EXERCISE REQUIREMENTS:
Could you copy out, character for character, the lines of the records that begin with the one containing "x-tick-label: 1990 bbox=[428, 392, 477, 414]" and run through the one containing "chart-title: Theme relative", with both of those lines included?

SUPPLIED RECORDS:
======
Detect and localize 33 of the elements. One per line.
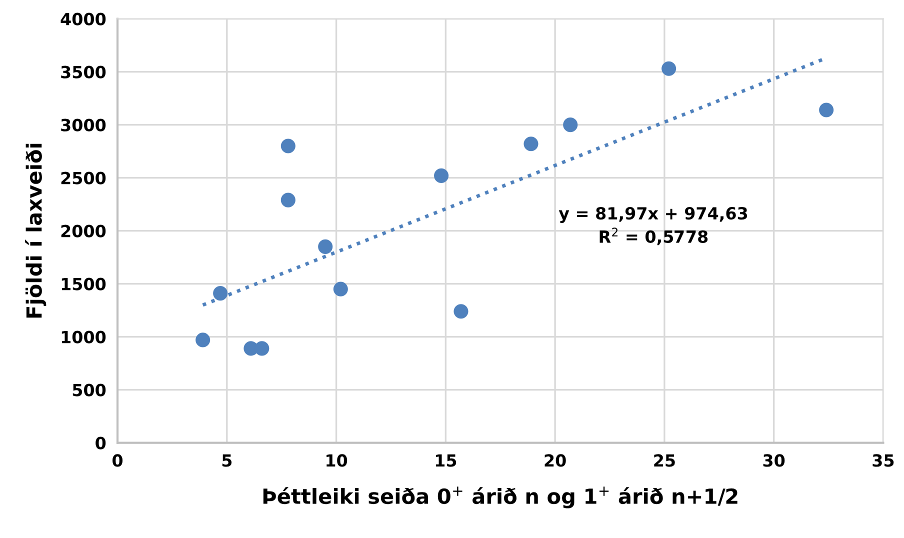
point — [524, 136, 538, 152]
y-tick-label: 3000 — [61, 118, 106, 132]
y-tick-label: 3500 — [61, 66, 106, 78]
y-tick-label: 1000 — [62, 330, 106, 344]
point — [280, 192, 296, 208]
x-tick-label: 0 — [112, 454, 123, 467]
y-axis-title: Fjöldi í laxveiði — [24, 144, 46, 318]
point — [318, 239, 333, 254]
y-tick-label: 0 — [96, 436, 106, 450]
point — [280, 138, 296, 154]
x-tick-label: 10 — [326, 454, 348, 467]
y-tick-label: 1500 — [62, 278, 106, 290]
x-tick-label: 35 — [872, 454, 894, 467]
y-tick-label: 2500 — [61, 172, 106, 184]
point — [196, 332, 210, 348]
point — [333, 282, 348, 296]
y-tick-label: 2000 — [61, 224, 106, 238]
point — [434, 168, 449, 183]
point — [563, 118, 578, 132]
annotation: y = 81,97x + 974,63 R$^{2}$ = 0,5778 — [558, 206, 748, 246]
point — [213, 286, 228, 301]
y-tick-label: 4000 — [60, 12, 106, 26]
x-tick-label: 30 — [763, 454, 785, 467]
point — [454, 304, 468, 319]
point — [819, 102, 834, 118]
y-tick-label: 500 — [72, 384, 106, 396]
x-tick-label: 20 — [544, 454, 566, 467]
x-tick-label: 15 — [436, 454, 456, 467]
x-tick-label: 25 — [654, 454, 675, 467]
x-axis-title: Þéttleiki seiða 0$^{+}$ árið n og 1$^{+}$ árið n+1/2 — [263, 486, 738, 508]
x-tick-label: 5 — [222, 454, 232, 467]
point — [254, 341, 270, 356]
point — [662, 61, 676, 76]
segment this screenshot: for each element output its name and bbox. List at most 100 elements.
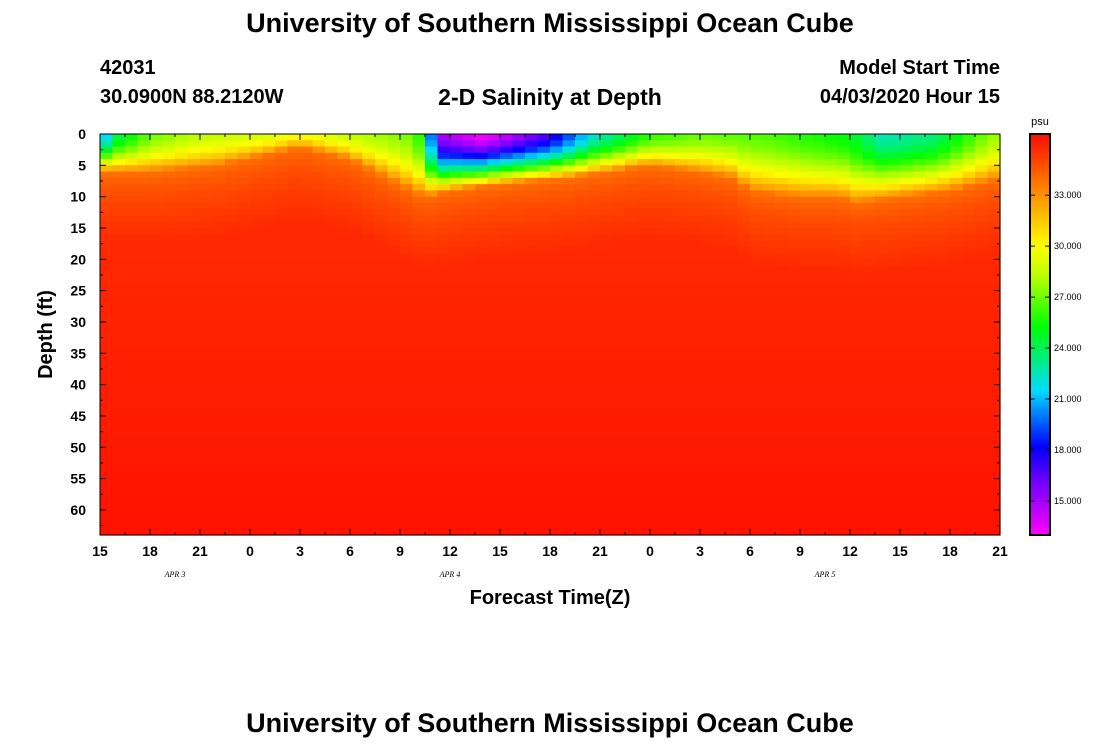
heatmap-cell	[750, 353, 764, 361]
heatmap-cell	[675, 309, 689, 317]
heatmap-cell	[850, 428, 864, 436]
heatmap-cell	[112, 328, 126, 336]
heatmap-cell	[675, 303, 689, 311]
heatmap-cell	[912, 209, 926, 217]
heatmap-cell	[337, 134, 351, 141]
heatmap-cell	[237, 159, 251, 166]
heatmap-cell	[475, 196, 489, 204]
heatmap-cell	[512, 253, 526, 260]
heatmap-cell	[862, 353, 876, 361]
heatmap-cell	[650, 403, 664, 411]
heatmap-cell	[225, 472, 239, 480]
heatmap-cell	[812, 184, 826, 191]
heatmap-cell	[562, 428, 576, 436]
heatmap-cell	[500, 390, 514, 398]
heatmap-cell	[712, 347, 726, 354]
heatmap-cell	[187, 227, 201, 235]
heatmap-cell	[237, 453, 251, 461]
heatmap-cell	[687, 321, 701, 329]
heatmap-cell	[550, 253, 564, 260]
heatmap-cell	[575, 259, 589, 267]
heatmap-cell	[612, 171, 626, 179]
heatmap-cell	[787, 441, 801, 448]
heatmap-cell	[187, 315, 201, 323]
heatmap-cell	[187, 428, 201, 436]
heatmap-cell	[300, 296, 314, 304]
heatmap-cell	[137, 422, 151, 430]
heatmap-cell	[275, 265, 289, 273]
heatmap-cell	[162, 152, 176, 160]
heatmap-cell	[837, 246, 851, 254]
heatmap-cell	[562, 466, 576, 473]
heatmap-cell	[225, 290, 239, 298]
heatmap-cell	[425, 303, 439, 311]
heatmap-cell	[137, 390, 151, 398]
heatmap-cell	[350, 259, 364, 267]
heatmap-cell	[300, 340, 314, 348]
heatmap-cell	[750, 466, 764, 473]
heatmap-cell	[862, 152, 876, 160]
heatmap-cell	[450, 409, 464, 417]
heatmap-cell	[175, 503, 189, 511]
heatmap-cell	[475, 321, 489, 329]
heatmap-cell	[962, 290, 976, 298]
heatmap-cell	[225, 447, 239, 455]
heatmap-cell	[412, 347, 426, 354]
heatmap-cell	[562, 171, 576, 179]
heatmap-cell	[462, 290, 476, 298]
heatmap-cell	[687, 384, 701, 392]
heatmap-cell	[387, 497, 401, 505]
heatmap-cell	[500, 296, 514, 304]
heatmap-cell	[837, 321, 851, 329]
heatmap-cell	[312, 190, 326, 198]
heatmap-cell	[775, 171, 789, 179]
heatmap-cell	[412, 516, 426, 524]
heatmap-cell	[250, 516, 264, 524]
heatmap-cell	[325, 165, 339, 173]
heatmap-cell	[275, 497, 289, 505]
heatmap-cell	[587, 171, 601, 179]
heatmap-cell	[512, 159, 526, 166]
heatmap-cell	[137, 284, 151, 292]
heatmap-cell	[187, 441, 201, 448]
heatmap-cell	[887, 209, 901, 217]
heatmap-cell	[375, 290, 389, 298]
heatmap-cell	[425, 365, 439, 373]
heatmap-cell	[850, 365, 864, 373]
heatmap-cell	[362, 309, 376, 317]
heatmap-cell	[387, 234, 401, 242]
heatmap-cell	[662, 478, 676, 486]
heatmap-cell	[125, 459, 139, 467]
heatmap-cell	[537, 491, 551, 499]
heatmap-cell	[625, 146, 639, 154]
heatmap-cell	[137, 234, 151, 242]
heatmap-cell	[125, 202, 139, 210]
heatmap-cell	[187, 497, 201, 505]
heatmap-cell	[900, 353, 914, 361]
heatmap-cell	[550, 365, 564, 373]
heatmap-cell	[537, 234, 551, 242]
heatmap-cell	[300, 259, 314, 267]
heatmap-cell	[137, 177, 151, 185]
heatmap-cell	[987, 522, 1001, 530]
heatmap-cell	[687, 409, 701, 417]
heatmap-cell	[187, 453, 201, 461]
heatmap-cell	[487, 134, 501, 141]
heatmap-cell	[562, 227, 576, 235]
heatmap-cell	[725, 384, 739, 392]
heatmap-cell	[812, 466, 826, 473]
heatmap-cell	[175, 259, 189, 267]
heatmap-cell	[312, 221, 326, 229]
heatmap-cell	[225, 209, 239, 217]
heatmap-cell	[562, 159, 576, 166]
heatmap-cell	[625, 466, 639, 473]
heatmap-cell	[475, 403, 489, 411]
heatmap-cell	[125, 278, 139, 285]
heatmap-cell	[737, 472, 751, 480]
heatmap-cell	[762, 434, 776, 442]
heatmap-cell	[350, 422, 364, 430]
heatmap-cell	[750, 409, 764, 417]
heatmap-cell	[412, 428, 426, 436]
heatmap-cell	[762, 365, 776, 373]
heatmap-cell	[837, 347, 851, 354]
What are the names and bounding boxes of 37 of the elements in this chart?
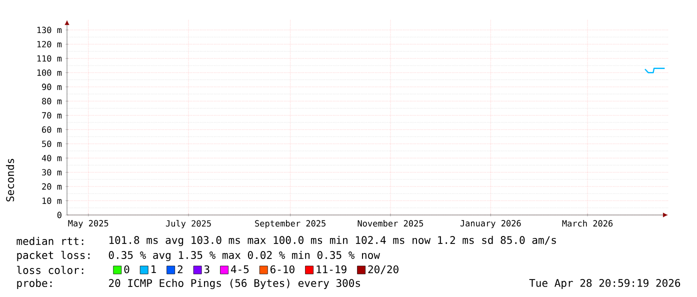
- y-tick-label: 30 m: [42, 169, 62, 176]
- text: 101.8 ms avg 103.0 ms max 100.0 ms min 102.4 ms now 1.2 ms sd 85.0 am/s: [109, 236, 556, 246]
- text: median rtt:: [16, 236, 84, 246]
- y-tick-label: 0: [57, 212, 62, 218]
- y-tick-label: 10 m: [42, 198, 62, 204]
- x-tick-label: March 2026: [562, 220, 613, 227]
- y-tick-label: 70 m: [42, 112, 62, 119]
- x-tick-label: July 2025: [166, 220, 211, 228]
- text: probe:: [17, 278, 52, 290]
- text: 20 ICMP Echo Pings (56 Bytes) every 300s: [108, 278, 360, 290]
- y-tick-label: 120 m: [37, 40, 62, 48]
- legend-label: 6-10: [270, 265, 294, 274]
- x-tick-label: September 2025: [255, 220, 326, 228]
- y-tick-label: 90 m: [42, 84, 62, 90]
- legend-title: loss color:: [17, 266, 84, 274]
- legend-label: 2: [178, 265, 182, 274]
- y-tick-label: 100 m: [37, 69, 62, 76]
- text: packet loss:: [17, 250, 90, 262]
- text: 0.35 % avg 1.35 % max 0.02 % min 0.35 % now: [108, 250, 380, 262]
- y-tick-label: 80 m: [42, 98, 62, 104]
- legend-label: 4-5: [230, 265, 249, 274]
- legend-label: 0: [124, 265, 130, 274]
- y-tick-label: 20 m: [42, 183, 62, 190]
- legend-label: 3: [204, 265, 210, 274]
- y-tick-label: 40 m: [42, 154, 62, 162]
- legend-label: 20/20: [368, 265, 398, 274]
- y-tick-label: 130 m: [37, 26, 62, 34]
- y-tick-label: 50 m: [42, 140, 62, 148]
- legend-label: 11-19: [316, 265, 346, 274]
- y-axis-title: Seconds: [6, 158, 14, 202]
- x-tick-label: May 2025: [68, 220, 108, 228]
- text: Tue Apr 28 20:59:19 2026: [529, 278, 680, 289]
- y-tick-label: 110 m: [37, 55, 62, 62]
- legend-label: 1: [152, 265, 156, 274]
- x-tick-label: November 2025: [358, 220, 424, 227]
- x-tick-label: January 2026: [460, 220, 521, 228]
- y-tick-label: 60 m: [42, 126, 62, 133]
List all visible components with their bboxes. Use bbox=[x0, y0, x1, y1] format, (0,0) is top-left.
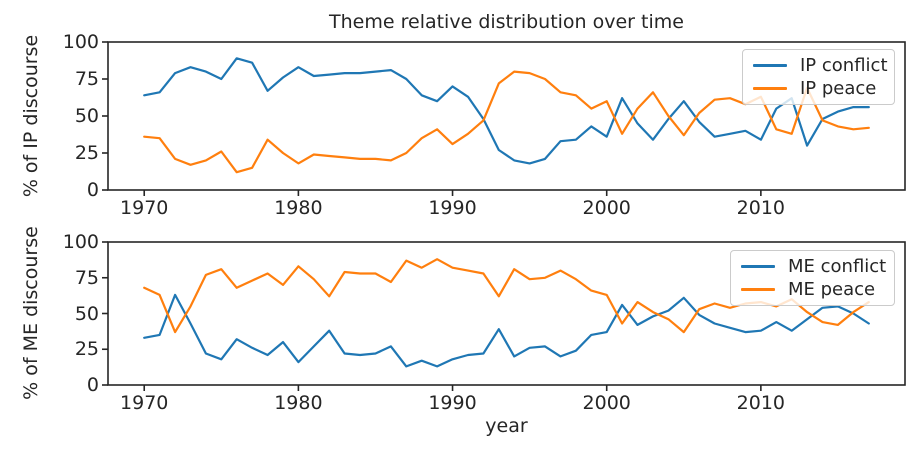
x-tick-label: 1990 bbox=[428, 392, 477, 414]
x-tick-label: 2010 bbox=[736, 197, 786, 219]
y-tick-label: 50 bbox=[74, 302, 99, 325]
legend-label: ME conflict bbox=[788, 256, 887, 277]
legend-bottom: ME conflict ME peace bbox=[730, 250, 895, 306]
chart-title: Theme relative distribution over time bbox=[329, 11, 684, 33]
legend-label: IP peace bbox=[800, 78, 877, 99]
y-tick-label: 50 bbox=[74, 105, 99, 127]
x-tick-label: 2010 bbox=[736, 392, 786, 414]
line-me-conflict bbox=[143, 293, 870, 368]
line-ip-conflict bbox=[143, 57, 870, 165]
legend-item: ME peace bbox=[741, 279, 884, 300]
legend-item: IP peace bbox=[753, 78, 884, 99]
y-tick-label: 25 bbox=[74, 338, 99, 361]
x-tick-label: 1990 bbox=[428, 197, 477, 219]
y-tick-label: 75 bbox=[74, 68, 99, 90]
x-tick-label: 1970 bbox=[120, 392, 169, 414]
legend-top: IP conflict IP peace bbox=[742, 49, 895, 105]
legend-line-sample-peace bbox=[753, 87, 787, 90]
legend-line-sample-conflict bbox=[741, 265, 775, 268]
y-tick-label: 0 bbox=[86, 179, 99, 201]
legend-label: ME peace bbox=[788, 279, 876, 300]
x-tick-label: 1970 bbox=[120, 197, 169, 219]
x-tick-label: 2000 bbox=[582, 197, 631, 219]
x-tick-label: 2000 bbox=[582, 392, 631, 414]
legend-line-sample-conflict bbox=[753, 64, 787, 67]
legend-line-sample-peace bbox=[741, 288, 775, 291]
legend-label: IP conflict bbox=[800, 55, 888, 76]
x-axis-label: year bbox=[485, 415, 528, 437]
y-tick-label: 100 bbox=[62, 31, 99, 53]
legend-item: ME conflict bbox=[741, 256, 887, 277]
legend-item: IP conflict bbox=[753, 55, 888, 76]
y-tick-label: 100 bbox=[62, 231, 99, 253]
x-tick-label: 1980 bbox=[274, 392, 323, 414]
y-tick-label: 0 bbox=[86, 374, 99, 396]
x-tick-label: 1980 bbox=[274, 197, 323, 219]
y-tick-label: 25 bbox=[74, 142, 99, 164]
y-tick-label: 75 bbox=[74, 266, 99, 289]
======
RESPONSE TO THIS EXERCISE:
x-tick-label: 1990 bbox=[428, 392, 477, 414]
x-tick-label: 2010 bbox=[736, 197, 786, 219]
y-tick-label: 50 bbox=[74, 302, 99, 325]
legend-label: ME conflict bbox=[788, 256, 887, 277]
legend-bottom: ME conflict ME peace bbox=[730, 250, 895, 306]
chart-title: Theme relative distribution over time bbox=[329, 11, 684, 33]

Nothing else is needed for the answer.